Stated problem: Wherever the word "structure" appears in the entries, copy the whole line.

>> BEGIN Input data

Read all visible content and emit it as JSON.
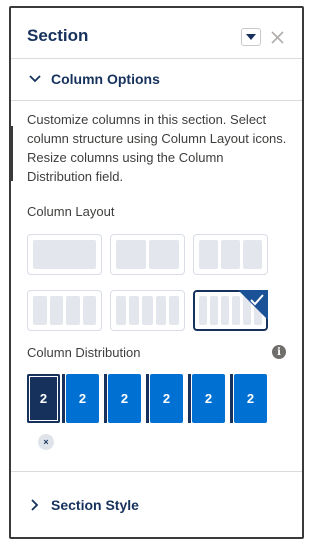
{
  "panel": {
    "title": "Section",
    "menu_icon": "chevron-down-icon",
    "close_icon": "close-icon"
  },
  "column_options": {
    "label": "Column Options",
    "expanded": true,
    "description": "Customize columns in this section. Select column structure using Column Layout icons. Resize columns using the Column Distribution field.",
    "layout_label": "Column Layout",
    "layouts": [
      {
        "columns": 1,
        "selected": false
      },
      {
        "columns": 2,
        "selected": false
      },
      {
        "columns": 3,
        "selected": false
      },
      {
        "columns": 4,
        "selected": false
      },
      {
        "columns": 5,
        "selected": false
      },
      {
        "columns": 6,
        "selected": true
      }
    ],
    "distribution_label": "Column Distribution",
    "distribution": [
      "2",
      "2",
      "2",
      "2",
      "2",
      "2"
    ],
    "remove_label": "×"
  },
  "section_style": {
    "label": "Section Style",
    "expanded": false
  },
  "colors": {
    "header_text": "#16325c",
    "column_fill": "#0070d2",
    "selected_column": "#16325c",
    "tile_fill": "#e3e6ec"
  }
}
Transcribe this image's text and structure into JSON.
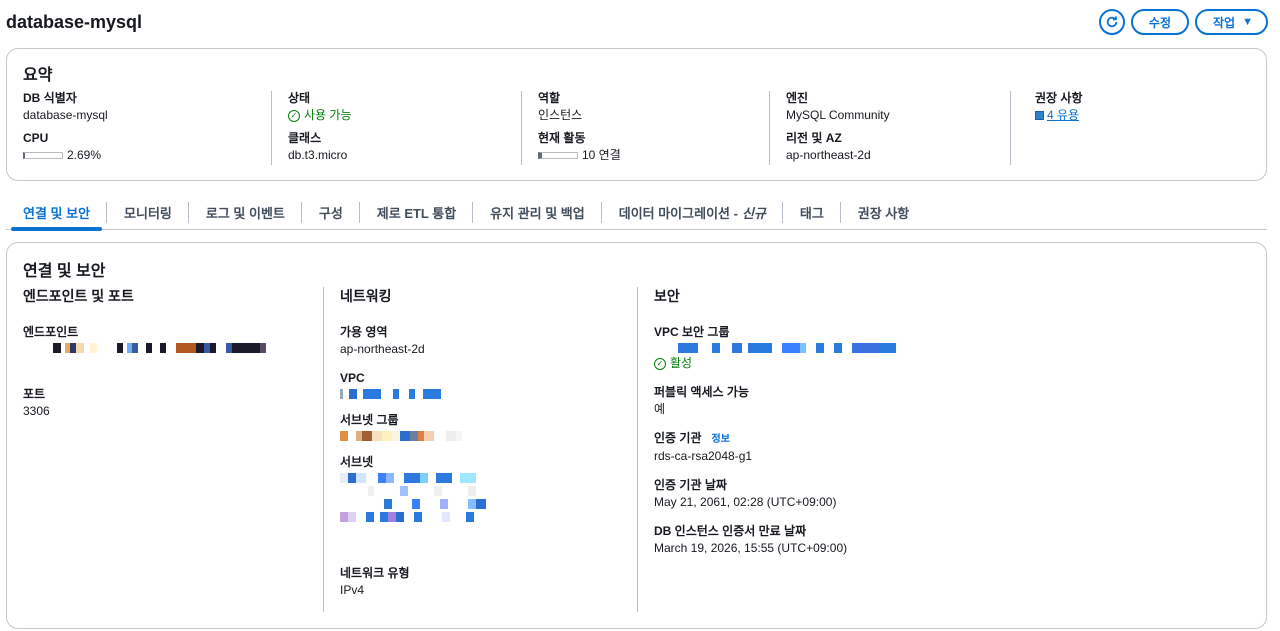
{
  "header": {
    "title": "database-mysql",
    "edit_label": "수정",
    "action_label": "작업"
  },
  "summary": {
    "title": "요약",
    "db_id": {
      "label": "DB 식별자",
      "value": "database-mysql"
    },
    "cpu": {
      "label": "CPU",
      "value": "2.69%",
      "fraction": 0.0269
    },
    "status": {
      "label": "상태",
      "value": "사용 가능"
    },
    "class": {
      "label": "클래스",
      "value": "db.t3.micro"
    },
    "role": {
      "label": "역할",
      "value": "인스턴스"
    },
    "activity": {
      "label": "현재 활동",
      "value": "10 연결"
    },
    "engine": {
      "label": "엔진",
      "value": "MySQL Community"
    },
    "region": {
      "label": "리전 및 AZ",
      "value": "ap-northeast-2d"
    },
    "recommendations": {
      "label": "권장 사항",
      "value": "4 유용"
    }
  },
  "tabs": [
    {
      "label": "연결 및 보안"
    },
    {
      "label": "모니터링"
    },
    {
      "label": "로그 및 이벤트"
    },
    {
      "label": "구성"
    },
    {
      "label": "제로 ETL 통합"
    },
    {
      "label": "유지 관리 및 백업"
    },
    {
      "label": "데이터 마이그레이션 -",
      "suffix": "신규"
    },
    {
      "label": "태그"
    },
    {
      "label": "권장 사항"
    }
  ],
  "details": {
    "title": "연결 및 보안",
    "endpoint_section": {
      "heading": "엔드포인트 및 포트",
      "endpoint_label": "엔드포인트",
      "port_label": "포트",
      "port_value": "3306"
    },
    "network_section": {
      "heading": "네트워킹",
      "az_label": "가용 영역",
      "az_value": "ap-northeast-2d",
      "vpc_label": "VPC",
      "subnet_group_label": "서브넷 그룹",
      "subnet_label": "서브넷",
      "network_type_label": "네트워크 유형",
      "network_type_value": "IPv4"
    },
    "security_section": {
      "heading": "보안",
      "sg_label": "VPC 보안 그룹",
      "sg_status": "활성",
      "public_label": "퍼블릭 액세스 가능",
      "public_value": "예",
      "ca_label": "인증 기관",
      "ca_info": "정보",
      "ca_value": "rds-ca-rsa2048-g1",
      "ca_date_label": "인증 기관 날짜",
      "ca_date_value": "May 21, 2061, 02:28 (UTC+09:00)",
      "cert_expiry_label": "DB 인스턴스 인증서 만료 날짜",
      "cert_expiry_value": "March 19, 2026, 15:55 (UTC+09:00)"
    }
  },
  "colors": {
    "accent": "#0972d3",
    "success": "#037f0c",
    "border": "#c6c6cd"
  },
  "icons": [
    "refresh-icon",
    "caret-down-icon",
    "check-circle-icon",
    "recommendation-icon"
  ]
}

>> END Input data

Answer to the exercise:
    "description": "Customize columns in this section. Select column structure using Column Layout icons. Resize columns using the Column Distribution field.",
Transcribe this image's text and structure into JSON.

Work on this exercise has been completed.